Data excerpts:
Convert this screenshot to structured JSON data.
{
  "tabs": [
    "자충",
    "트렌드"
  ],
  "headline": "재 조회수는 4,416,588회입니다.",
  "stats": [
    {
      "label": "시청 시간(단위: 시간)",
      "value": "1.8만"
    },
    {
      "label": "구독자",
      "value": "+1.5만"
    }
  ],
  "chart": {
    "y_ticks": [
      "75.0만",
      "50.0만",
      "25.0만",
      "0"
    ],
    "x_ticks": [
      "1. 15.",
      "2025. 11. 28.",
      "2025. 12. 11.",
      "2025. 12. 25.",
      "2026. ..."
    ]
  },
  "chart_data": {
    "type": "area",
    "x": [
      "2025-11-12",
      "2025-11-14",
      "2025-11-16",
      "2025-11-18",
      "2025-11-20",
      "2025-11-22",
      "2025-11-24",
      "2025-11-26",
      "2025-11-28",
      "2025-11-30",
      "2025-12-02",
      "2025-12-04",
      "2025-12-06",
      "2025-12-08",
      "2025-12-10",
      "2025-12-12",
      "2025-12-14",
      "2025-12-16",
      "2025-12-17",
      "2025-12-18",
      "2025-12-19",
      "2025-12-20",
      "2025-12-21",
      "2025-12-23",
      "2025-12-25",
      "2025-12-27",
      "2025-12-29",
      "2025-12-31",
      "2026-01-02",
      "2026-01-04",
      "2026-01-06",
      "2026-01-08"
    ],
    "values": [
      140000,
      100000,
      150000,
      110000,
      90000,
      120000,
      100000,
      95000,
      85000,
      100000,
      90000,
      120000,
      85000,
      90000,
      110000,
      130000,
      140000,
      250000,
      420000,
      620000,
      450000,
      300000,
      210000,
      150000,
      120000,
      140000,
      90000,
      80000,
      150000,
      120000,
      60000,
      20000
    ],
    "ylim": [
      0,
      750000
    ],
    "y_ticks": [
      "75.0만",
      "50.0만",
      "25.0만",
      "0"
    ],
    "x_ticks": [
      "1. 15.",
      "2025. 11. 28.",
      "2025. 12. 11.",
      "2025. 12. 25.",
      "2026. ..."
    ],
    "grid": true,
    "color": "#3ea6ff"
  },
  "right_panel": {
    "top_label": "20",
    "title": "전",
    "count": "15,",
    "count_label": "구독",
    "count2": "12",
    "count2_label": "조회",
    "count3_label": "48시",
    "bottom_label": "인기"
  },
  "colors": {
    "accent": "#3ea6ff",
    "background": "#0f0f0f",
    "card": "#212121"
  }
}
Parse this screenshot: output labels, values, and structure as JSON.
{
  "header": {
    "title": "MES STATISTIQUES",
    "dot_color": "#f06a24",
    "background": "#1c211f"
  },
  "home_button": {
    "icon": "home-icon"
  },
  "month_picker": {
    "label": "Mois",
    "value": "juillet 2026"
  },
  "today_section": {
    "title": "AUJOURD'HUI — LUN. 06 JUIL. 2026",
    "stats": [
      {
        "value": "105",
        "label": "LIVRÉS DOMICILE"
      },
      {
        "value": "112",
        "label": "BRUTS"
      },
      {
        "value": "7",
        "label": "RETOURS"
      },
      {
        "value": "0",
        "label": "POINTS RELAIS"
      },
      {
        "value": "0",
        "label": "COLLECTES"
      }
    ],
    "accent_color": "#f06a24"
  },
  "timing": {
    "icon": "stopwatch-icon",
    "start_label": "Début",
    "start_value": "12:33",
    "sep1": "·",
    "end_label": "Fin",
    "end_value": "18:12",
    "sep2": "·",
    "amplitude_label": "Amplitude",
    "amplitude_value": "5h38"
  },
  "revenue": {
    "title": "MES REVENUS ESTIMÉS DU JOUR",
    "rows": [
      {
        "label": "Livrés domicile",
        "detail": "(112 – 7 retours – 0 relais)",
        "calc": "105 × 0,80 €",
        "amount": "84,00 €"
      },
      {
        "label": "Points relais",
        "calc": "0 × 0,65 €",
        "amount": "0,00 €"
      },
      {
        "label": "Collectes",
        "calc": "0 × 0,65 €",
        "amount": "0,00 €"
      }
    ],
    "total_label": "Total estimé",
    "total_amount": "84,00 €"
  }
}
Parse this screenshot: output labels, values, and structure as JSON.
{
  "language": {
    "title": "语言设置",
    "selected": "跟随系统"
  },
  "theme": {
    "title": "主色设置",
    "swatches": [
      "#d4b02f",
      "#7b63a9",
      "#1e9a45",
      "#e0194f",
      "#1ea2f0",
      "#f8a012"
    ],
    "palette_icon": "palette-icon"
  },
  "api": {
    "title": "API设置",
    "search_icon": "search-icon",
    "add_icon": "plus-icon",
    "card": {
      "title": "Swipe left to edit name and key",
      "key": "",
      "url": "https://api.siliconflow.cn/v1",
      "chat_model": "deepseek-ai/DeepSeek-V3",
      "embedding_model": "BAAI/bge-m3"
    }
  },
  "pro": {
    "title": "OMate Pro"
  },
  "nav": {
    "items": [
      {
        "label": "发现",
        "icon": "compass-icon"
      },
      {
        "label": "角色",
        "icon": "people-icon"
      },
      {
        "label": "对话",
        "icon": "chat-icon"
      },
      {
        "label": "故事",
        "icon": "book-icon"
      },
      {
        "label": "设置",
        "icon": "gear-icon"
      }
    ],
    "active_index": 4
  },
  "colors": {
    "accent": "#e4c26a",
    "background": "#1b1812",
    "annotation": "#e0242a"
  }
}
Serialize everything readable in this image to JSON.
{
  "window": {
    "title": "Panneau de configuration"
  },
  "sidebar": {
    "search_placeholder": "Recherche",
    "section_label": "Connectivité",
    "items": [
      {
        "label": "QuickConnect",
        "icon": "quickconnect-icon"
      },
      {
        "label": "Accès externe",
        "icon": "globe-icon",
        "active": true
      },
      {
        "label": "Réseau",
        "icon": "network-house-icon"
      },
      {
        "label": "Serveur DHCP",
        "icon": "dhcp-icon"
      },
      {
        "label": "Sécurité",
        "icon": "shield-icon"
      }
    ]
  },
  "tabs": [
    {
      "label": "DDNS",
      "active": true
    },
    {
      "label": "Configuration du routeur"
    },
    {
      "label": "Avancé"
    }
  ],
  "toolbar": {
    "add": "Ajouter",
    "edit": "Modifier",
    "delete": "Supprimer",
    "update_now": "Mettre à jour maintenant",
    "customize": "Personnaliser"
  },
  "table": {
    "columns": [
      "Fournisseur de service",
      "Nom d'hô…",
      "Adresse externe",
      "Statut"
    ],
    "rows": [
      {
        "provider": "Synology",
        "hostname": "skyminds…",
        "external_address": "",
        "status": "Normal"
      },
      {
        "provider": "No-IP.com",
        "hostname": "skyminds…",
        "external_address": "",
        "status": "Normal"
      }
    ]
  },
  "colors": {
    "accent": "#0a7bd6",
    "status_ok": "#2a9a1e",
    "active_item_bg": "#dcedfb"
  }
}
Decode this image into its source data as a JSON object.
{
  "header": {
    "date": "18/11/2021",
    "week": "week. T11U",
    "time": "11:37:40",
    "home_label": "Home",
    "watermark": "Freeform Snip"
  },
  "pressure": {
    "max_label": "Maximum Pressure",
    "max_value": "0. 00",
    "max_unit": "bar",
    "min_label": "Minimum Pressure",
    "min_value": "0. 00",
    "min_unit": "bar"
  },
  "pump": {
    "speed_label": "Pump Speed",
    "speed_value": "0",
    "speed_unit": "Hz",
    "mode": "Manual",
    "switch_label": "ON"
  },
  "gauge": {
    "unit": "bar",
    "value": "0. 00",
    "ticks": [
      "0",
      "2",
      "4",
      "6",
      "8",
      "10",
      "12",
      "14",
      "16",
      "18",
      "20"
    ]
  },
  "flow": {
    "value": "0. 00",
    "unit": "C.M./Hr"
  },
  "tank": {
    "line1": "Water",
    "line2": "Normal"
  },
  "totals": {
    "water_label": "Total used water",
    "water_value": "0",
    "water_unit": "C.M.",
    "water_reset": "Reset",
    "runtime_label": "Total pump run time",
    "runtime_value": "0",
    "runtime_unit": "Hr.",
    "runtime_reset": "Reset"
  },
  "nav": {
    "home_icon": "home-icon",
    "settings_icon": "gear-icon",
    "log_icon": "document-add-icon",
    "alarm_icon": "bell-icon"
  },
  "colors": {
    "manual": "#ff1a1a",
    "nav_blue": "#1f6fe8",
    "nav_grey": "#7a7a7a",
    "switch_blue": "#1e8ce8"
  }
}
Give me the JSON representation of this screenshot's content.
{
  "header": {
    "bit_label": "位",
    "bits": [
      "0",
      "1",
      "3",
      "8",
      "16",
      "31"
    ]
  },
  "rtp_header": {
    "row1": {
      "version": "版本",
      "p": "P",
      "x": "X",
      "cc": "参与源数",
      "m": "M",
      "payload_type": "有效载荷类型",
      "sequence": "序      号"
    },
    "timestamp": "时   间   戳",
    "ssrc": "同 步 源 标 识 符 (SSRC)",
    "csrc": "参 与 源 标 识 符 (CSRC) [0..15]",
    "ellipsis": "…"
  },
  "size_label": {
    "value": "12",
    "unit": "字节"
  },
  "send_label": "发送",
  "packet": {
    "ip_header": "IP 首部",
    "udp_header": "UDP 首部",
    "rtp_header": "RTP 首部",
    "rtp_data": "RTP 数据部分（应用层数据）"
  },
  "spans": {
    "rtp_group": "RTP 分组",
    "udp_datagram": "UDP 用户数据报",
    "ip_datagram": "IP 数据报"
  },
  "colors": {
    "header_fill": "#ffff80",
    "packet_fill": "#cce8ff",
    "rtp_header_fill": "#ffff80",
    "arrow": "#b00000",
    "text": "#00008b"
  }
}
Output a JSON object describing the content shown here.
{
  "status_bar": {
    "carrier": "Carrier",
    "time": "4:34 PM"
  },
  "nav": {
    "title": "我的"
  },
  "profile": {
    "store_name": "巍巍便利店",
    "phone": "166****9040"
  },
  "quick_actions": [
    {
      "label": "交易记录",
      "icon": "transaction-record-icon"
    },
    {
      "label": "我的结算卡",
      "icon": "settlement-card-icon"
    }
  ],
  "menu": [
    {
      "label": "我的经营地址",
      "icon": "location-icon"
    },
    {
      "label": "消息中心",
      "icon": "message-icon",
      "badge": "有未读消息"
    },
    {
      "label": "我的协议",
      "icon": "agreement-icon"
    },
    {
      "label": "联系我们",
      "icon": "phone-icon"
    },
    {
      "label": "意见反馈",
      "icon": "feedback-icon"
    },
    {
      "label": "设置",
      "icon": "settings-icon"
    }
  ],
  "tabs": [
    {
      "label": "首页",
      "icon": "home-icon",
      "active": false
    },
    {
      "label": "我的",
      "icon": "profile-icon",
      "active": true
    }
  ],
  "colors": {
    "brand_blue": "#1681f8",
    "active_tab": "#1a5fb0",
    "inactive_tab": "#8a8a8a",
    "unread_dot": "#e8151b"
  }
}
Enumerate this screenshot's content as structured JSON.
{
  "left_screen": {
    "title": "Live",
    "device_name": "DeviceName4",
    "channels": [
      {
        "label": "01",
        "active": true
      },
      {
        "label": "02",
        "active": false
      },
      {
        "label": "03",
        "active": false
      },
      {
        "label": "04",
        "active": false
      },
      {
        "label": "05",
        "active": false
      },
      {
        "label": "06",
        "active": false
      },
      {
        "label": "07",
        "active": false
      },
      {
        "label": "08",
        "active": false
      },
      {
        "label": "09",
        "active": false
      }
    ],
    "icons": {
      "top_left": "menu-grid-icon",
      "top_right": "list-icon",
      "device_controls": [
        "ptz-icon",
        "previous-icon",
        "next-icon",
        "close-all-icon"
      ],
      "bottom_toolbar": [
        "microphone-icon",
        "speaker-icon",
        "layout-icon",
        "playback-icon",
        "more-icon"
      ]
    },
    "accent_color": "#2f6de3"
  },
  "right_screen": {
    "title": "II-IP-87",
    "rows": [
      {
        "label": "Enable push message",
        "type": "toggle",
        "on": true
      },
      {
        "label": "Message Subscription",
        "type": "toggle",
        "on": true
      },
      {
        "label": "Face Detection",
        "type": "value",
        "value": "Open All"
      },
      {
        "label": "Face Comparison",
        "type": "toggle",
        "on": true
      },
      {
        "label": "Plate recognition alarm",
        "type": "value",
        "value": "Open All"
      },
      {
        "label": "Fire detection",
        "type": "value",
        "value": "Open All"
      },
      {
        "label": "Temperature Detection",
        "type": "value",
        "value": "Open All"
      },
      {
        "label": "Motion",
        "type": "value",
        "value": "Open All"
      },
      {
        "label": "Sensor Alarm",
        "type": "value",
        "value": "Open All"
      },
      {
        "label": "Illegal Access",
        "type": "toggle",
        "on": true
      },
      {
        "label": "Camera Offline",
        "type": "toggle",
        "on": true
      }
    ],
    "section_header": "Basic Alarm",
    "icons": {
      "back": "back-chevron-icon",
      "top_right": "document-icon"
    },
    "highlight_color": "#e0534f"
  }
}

* [Task description]:
Take every line from the data above that holds "provider" and copy it out.

* [Solution for this task]:
        "provider": "Synology",
        "provider": "No-IP.com",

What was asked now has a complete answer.